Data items
■ ■ ■ ■

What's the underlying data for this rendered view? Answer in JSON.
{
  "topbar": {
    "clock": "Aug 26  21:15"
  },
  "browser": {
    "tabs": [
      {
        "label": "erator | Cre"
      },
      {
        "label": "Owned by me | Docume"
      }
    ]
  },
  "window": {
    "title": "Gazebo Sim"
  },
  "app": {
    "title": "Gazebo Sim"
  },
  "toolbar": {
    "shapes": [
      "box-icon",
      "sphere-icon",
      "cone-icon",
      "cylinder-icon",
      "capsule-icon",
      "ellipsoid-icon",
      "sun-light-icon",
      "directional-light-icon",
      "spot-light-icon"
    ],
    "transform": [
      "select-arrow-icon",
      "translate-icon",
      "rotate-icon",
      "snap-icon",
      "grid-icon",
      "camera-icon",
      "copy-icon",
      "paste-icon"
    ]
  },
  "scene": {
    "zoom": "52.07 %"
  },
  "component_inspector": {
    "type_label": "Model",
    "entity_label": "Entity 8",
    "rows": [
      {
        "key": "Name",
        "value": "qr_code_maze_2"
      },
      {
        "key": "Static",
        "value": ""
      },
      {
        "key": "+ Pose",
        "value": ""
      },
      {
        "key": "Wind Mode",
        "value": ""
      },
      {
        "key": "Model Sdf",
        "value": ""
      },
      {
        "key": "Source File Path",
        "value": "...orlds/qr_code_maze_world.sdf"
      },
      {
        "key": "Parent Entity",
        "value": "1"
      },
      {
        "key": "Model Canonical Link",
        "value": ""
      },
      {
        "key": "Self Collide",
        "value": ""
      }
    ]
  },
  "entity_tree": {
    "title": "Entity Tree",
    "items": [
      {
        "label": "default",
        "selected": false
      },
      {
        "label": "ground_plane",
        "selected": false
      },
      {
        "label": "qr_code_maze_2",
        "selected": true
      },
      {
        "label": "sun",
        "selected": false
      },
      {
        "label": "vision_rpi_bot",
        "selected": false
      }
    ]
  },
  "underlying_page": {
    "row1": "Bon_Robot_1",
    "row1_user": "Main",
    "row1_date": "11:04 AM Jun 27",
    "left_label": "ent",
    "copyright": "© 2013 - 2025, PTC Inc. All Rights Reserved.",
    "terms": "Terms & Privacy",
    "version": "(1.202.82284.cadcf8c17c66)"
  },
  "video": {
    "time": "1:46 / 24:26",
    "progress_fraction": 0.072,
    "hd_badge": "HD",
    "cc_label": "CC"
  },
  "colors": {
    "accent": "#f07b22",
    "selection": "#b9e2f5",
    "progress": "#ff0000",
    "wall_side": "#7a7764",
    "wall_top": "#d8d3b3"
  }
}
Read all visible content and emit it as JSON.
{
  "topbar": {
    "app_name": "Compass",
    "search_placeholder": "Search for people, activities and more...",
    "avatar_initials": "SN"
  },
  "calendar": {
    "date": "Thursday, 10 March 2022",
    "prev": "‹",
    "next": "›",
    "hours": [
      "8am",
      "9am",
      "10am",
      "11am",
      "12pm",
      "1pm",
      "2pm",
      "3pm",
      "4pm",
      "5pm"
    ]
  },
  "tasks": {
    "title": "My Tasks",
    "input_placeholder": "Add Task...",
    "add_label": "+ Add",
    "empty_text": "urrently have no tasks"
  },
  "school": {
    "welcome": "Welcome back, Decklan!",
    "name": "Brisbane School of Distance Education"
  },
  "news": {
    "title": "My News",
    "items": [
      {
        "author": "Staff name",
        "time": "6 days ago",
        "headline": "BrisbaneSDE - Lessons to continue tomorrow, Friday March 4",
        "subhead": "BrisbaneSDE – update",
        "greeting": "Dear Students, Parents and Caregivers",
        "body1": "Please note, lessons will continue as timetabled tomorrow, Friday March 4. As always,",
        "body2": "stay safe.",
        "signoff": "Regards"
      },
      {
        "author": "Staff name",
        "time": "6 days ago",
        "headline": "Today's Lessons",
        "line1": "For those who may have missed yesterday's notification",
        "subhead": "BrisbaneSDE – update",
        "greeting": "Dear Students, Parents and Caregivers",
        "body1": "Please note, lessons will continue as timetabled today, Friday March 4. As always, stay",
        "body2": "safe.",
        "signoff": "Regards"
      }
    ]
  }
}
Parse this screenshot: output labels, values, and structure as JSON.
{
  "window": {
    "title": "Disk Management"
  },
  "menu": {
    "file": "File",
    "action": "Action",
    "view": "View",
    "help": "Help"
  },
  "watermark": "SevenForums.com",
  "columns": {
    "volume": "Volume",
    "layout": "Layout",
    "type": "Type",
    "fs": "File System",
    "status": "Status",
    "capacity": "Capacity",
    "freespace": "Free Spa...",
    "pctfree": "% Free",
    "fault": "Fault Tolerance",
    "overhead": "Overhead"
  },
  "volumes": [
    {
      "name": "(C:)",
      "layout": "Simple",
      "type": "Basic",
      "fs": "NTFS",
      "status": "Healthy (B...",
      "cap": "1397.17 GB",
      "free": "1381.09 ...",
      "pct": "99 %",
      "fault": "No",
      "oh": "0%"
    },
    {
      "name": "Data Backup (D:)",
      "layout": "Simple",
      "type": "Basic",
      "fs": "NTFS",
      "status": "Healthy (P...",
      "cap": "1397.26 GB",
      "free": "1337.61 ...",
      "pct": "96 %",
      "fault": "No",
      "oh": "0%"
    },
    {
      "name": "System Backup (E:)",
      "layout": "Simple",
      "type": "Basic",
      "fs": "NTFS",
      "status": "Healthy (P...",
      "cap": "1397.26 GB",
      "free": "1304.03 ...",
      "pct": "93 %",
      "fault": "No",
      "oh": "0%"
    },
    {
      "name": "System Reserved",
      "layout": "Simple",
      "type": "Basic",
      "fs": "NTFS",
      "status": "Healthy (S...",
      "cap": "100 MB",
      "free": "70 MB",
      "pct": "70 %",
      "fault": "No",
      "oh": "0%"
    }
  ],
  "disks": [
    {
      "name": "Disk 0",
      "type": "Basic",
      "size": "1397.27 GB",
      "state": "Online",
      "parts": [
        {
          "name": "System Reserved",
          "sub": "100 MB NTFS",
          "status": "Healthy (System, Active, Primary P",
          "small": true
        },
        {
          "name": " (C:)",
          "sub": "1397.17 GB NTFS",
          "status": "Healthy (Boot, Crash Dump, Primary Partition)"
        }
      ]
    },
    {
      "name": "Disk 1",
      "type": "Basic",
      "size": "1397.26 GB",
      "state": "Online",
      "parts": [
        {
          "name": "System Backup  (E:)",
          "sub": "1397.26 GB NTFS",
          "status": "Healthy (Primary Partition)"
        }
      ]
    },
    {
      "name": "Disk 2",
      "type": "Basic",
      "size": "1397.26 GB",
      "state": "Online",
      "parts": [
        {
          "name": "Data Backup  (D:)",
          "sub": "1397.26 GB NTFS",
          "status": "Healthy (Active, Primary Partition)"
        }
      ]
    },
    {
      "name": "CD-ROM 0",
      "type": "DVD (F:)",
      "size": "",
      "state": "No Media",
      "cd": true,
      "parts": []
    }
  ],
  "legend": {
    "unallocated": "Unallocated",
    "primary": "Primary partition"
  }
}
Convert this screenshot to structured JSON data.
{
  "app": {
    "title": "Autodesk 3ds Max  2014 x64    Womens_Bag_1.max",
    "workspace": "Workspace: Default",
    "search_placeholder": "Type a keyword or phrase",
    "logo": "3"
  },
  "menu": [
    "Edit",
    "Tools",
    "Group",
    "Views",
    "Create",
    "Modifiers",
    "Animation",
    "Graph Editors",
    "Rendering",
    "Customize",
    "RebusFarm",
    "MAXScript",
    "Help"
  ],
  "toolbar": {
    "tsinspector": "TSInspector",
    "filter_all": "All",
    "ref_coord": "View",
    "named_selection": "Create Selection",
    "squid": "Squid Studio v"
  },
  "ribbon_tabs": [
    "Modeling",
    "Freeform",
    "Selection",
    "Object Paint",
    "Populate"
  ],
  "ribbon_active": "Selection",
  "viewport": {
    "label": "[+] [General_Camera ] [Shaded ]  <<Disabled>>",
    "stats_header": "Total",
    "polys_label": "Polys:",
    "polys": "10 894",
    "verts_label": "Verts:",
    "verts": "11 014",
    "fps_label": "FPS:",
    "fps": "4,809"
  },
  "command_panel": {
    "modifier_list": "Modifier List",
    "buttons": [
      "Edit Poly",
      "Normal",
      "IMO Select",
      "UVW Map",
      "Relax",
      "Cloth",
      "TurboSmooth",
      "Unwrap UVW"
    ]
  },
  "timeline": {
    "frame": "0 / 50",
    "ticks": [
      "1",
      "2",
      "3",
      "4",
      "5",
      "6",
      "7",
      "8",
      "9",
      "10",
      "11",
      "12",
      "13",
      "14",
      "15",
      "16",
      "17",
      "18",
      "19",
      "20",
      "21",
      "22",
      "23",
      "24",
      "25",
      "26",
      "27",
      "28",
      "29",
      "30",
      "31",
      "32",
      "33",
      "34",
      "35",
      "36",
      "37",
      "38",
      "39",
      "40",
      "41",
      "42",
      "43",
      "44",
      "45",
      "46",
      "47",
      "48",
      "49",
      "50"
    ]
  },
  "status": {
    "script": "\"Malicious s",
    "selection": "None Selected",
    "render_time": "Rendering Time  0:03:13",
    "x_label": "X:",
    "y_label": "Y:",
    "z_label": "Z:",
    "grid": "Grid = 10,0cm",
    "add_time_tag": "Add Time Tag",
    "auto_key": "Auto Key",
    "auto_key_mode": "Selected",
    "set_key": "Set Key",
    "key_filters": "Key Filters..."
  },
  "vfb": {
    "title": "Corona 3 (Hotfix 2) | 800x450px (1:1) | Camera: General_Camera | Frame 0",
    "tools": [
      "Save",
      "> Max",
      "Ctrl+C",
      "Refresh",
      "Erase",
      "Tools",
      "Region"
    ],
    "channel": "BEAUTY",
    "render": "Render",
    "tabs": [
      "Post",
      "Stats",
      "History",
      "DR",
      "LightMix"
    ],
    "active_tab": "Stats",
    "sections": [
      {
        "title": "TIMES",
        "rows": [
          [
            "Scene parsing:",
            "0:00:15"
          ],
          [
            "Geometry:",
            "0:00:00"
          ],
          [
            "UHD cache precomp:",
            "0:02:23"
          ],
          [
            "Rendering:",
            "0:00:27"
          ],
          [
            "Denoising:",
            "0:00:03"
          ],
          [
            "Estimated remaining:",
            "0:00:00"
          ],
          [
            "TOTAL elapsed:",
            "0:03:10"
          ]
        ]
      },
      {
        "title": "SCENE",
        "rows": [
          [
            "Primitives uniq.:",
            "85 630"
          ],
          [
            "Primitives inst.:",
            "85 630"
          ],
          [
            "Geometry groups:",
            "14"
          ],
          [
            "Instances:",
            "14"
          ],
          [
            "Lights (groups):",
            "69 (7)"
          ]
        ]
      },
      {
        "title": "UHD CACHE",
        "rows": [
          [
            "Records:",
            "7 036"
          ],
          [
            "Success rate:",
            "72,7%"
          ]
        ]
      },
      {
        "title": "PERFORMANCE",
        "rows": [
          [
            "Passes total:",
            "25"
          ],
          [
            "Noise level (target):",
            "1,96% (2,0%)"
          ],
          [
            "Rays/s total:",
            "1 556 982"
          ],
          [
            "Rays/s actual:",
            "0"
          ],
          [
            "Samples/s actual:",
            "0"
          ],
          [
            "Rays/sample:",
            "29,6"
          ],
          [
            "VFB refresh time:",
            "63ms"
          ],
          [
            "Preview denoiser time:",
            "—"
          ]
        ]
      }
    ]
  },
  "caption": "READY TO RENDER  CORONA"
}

■ ■ ■ ■

## WHAT THIS TASK INVOLVES:
Every line of the listing that holds "Create" is to be counted; give only the resulting number.

## RESPONSE TO THE TASK:
2